==== BRANO SCELTO

ONDE

di Francesco Fei
Con Anita Caprioli, Ignazio Oliva

di Gabriele FRANCIONI


Saper ascoltare le immagini o, alternativamente, saper vedere il suono.
 

Rileggere, reinventare, ribaltare la qualità e la natura dei cinque sensi, o solo di alcuni - quelli più direttamente legati alla percezione indotta dall'esperienza/cinema - con l'intenzione"aperta" e libera di superare i confini segnati dalle abitudini del nostro corpo-strumento.

I titoli di testa scorrono (scorrere, "rein", come acqua) e, letteralmente, generano ONDE. Inizialmente sono le onde del mare, prima ascoltate e poi immaginate-viste, nel ricordo-sogno della protagonista (Anita Caprioli in una delle sue prove più intense); successivamente saranno onde sonore, per il compagno di lei, musicista cieco (interpretato da Ignazio Oliva).


"Lifeboat 10" - "Scialuppa di salvataggio n. 10".
Le prime immagini - ancora all'interno del "traum" di Anita - sono quelle di una soggettiva, prima rallentata, poi sempre più accelerata, sul ponte di una nave deserta, di notte. Un bianco accecante, mentale: la nave. Un nero che è il "non vedere", liquido e assoluto: la notte.
Usciamo e rientriamo in un oblò (l'Occhio).
La corsa e i battiti aumentano/ rumore di fondo/ il respiro di chi corre.
Suono e sguardo intimamente connessi, subito collegati tra loro.

Stacco improvviso: primissimo piano di una mano che legge in Braille (tatto per la vista).
Una lampadina si spegne e torniamo a "guardare" attraverso un altro occhio. Seguiamo il ragazzo cieco dentro un appartamento, presumibilmente di notte: lui tocca le pareti, che gli restituiscono altri segnali in un'altra forma di Braille.
Musica elettronica in sottofondo (che non è tale, cioè non "sottofondo" - dietro/ sotto - ma è su un piano parallelo).
Altro stacco: il letto di lei, primo piano del viso e della voglia che le copre la guancia sinistra.
Passiamo in cucina, è giorno: lui le prepara la colazione, ma l'incontro tra i due (lei è appena uscita dal NERO momentaneo del traum/sogno, lui è sempre immerso in quel buio) presto si trasforma in un litigio secco e senza indugi.

========
==== DATI

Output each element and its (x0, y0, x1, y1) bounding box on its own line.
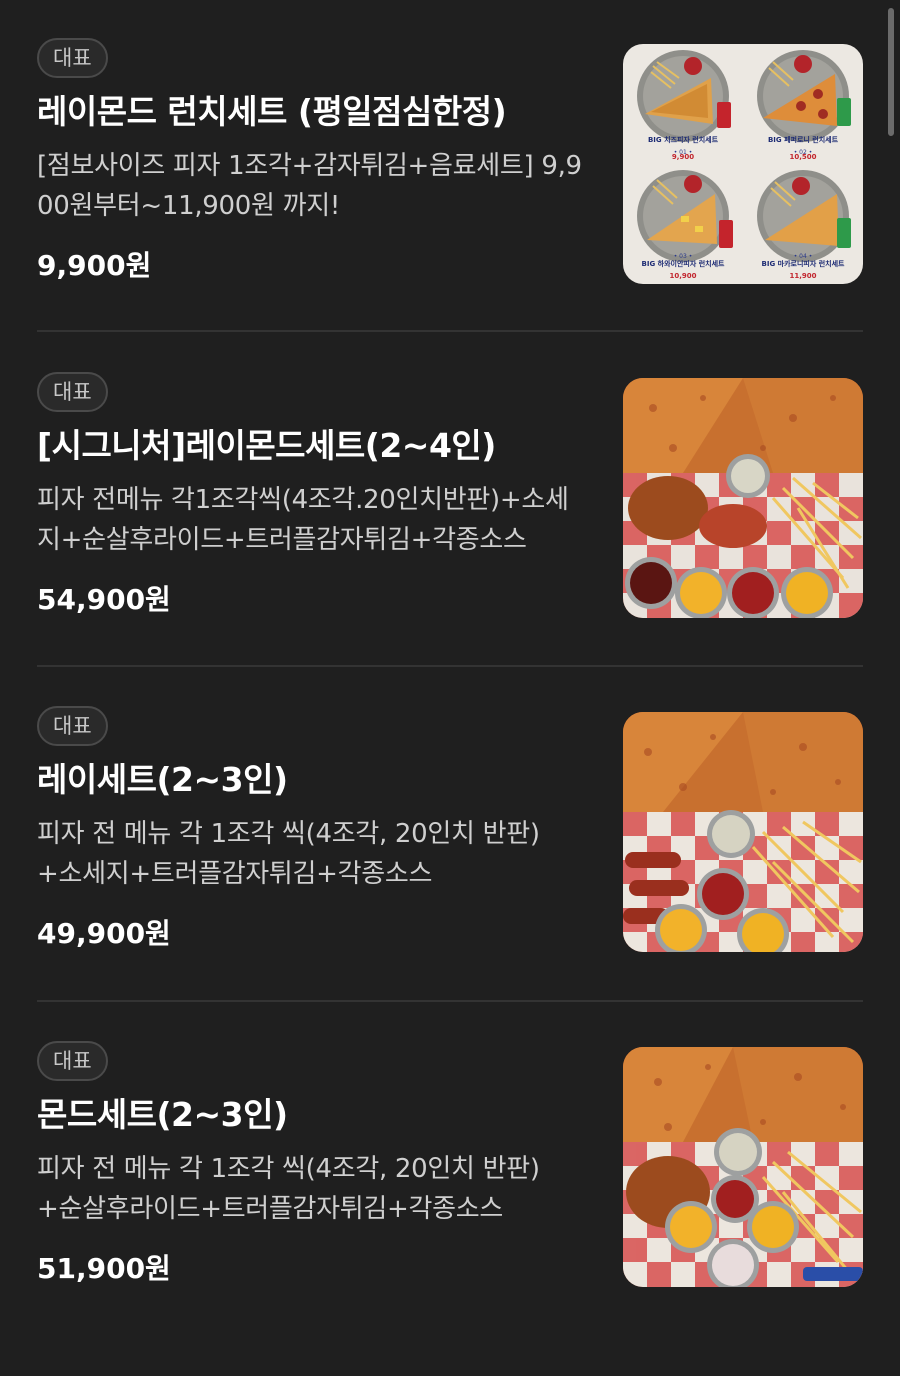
divider (37, 1000, 863, 1002)
ray-set-photo[interactable] (623, 712, 863, 952)
set3-name: BIG 하와이안피자 런치세트 (642, 259, 726, 268)
set1-price: 9,900 (672, 153, 694, 161)
scrollbar[interactable] (888, 8, 894, 136)
mond-set-image (623, 1047, 863, 1287)
item-description: 피자 전 메뉴 각 1조각 씩(4조각, 20인치 반판)+순살후라이드+트러플… (37, 1154, 540, 1224)
divider (37, 665, 863, 667)
ray-set-image (623, 712, 863, 952)
menu-item-signature-set[interactable]: 대표 [시그니처]레이몬드세트(2~4인) 피자 전메뉴 각1조각씩(4조각.2… (37, 372, 863, 707)
set4-name: BIG 마카로니피자 런치세트 (762, 259, 846, 268)
representative-badge: 대표 (37, 38, 108, 78)
menu-item-lunch-set[interactable]: 대표 레이몬드 런치세트 (평일점심한정) [점보사이즈 피자 1조각+감자튀김… (37, 38, 863, 373)
menu-item-ray-set[interactable]: 대표 레이세트(2~3인) 피자 전 메뉴 각 1조각 씩(4조각, 20인치 … (37, 706, 863, 1041)
item-description: 피자 전 메뉴 각 1조각 씩(4조각, 20인치 반판)+소세지+트러플감자튀… (37, 819, 540, 889)
divider (37, 330, 863, 332)
menu-item-mond-set[interactable]: 대표 몬드세트(2~3인) 피자 전 메뉴 각 1조각 씩(4조각, 20인치 … (37, 1041, 863, 1376)
item-price: 49,900원 (37, 917, 171, 950)
lunch-set-image: • 01 • BIG 치즈피자 런치세트 9,900 BIG 페퍼로니 런치세트… (623, 44, 863, 284)
menu-list: 대표 레이몬드 런치세트 (평일점심한정) [점보사이즈 피자 1조각+감자튀김… (0, 0, 900, 1310)
set1-name: BIG 치즈피자 런치세트 (648, 135, 719, 144)
set4-number: • 04 • (794, 253, 813, 260)
set2-name: BIG 페퍼로니 런치세트 (768, 135, 839, 144)
representative-badge: 대표 (37, 706, 108, 746)
item-description: [점보사이즈 피자 1조각+감자튀김+음료세트] 9,900원부터~11,900… (37, 151, 582, 221)
signature-set-photo[interactable] (623, 378, 863, 618)
item-title: 레이몬드 런치세트 (평일점심한정) (37, 92, 507, 131)
item-title: [시그니처]레이몬드세트(2~4인) (37, 426, 496, 465)
item-description: 피자 전메뉴 각1조각씩(4조각.20인치반판)+소세지+순살후라이드+트러플감… (37, 485, 569, 555)
item-price: 9,900원 (37, 249, 152, 282)
item-title: 몬드세트(2~3인) (37, 1095, 288, 1134)
item-title: 레이세트(2~3인) (37, 760, 288, 799)
mond-set-photo[interactable] (623, 1047, 863, 1287)
representative-badge: 대표 (37, 1041, 108, 1081)
set4-price: 11,900 (789, 272, 816, 280)
item-price: 54,900원 (37, 583, 171, 616)
set3-price: 10,900 (669, 272, 696, 280)
representative-badge: 대표 (37, 372, 108, 412)
item-price: 51,900원 (37, 1252, 171, 1285)
set3-number: • 03 • (674, 253, 693, 260)
signature-set-image (623, 378, 863, 618)
set2-price: 10,500 (789, 153, 816, 161)
lunch-set-photo[interactable]: • 01 • BIG 치즈피자 런치세트 9,900 BIG 페퍼로니 런치세트… (623, 44, 863, 284)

========

* [CONSEGNA]:
Trascrivi fedelmente il tratto del brano scelto sul film Onde che va da "Rileggere, reinventare, ribaltare" fino a "da Ignazio Oliva).".

* [RISPOSTA FINALE]:
Rileggere, reinventare, ribaltare la qualità e la natura dei cinque sensi, o solo di alcuni - quelli più direttamente legati alla percezione indotta dall'esperienza/cinema - con l'intenzione"aperta" e libera di superare i confini segnati dalle abitudini del nostro corpo-strumento.

I titoli di testa scorrono (scorrere, "rein", come acqua) e, letteralmente, generano ONDE. Inizialmente sono le onde del mare, prima ascoltate e poi immaginate-viste, nel ricordo-sogno della protagonista (Anita Caprioli in una delle sue prove più intense); successivamente saranno onde sonore, per il compagno di lei, musicista cieco (interpretato da Ignazio Oliva).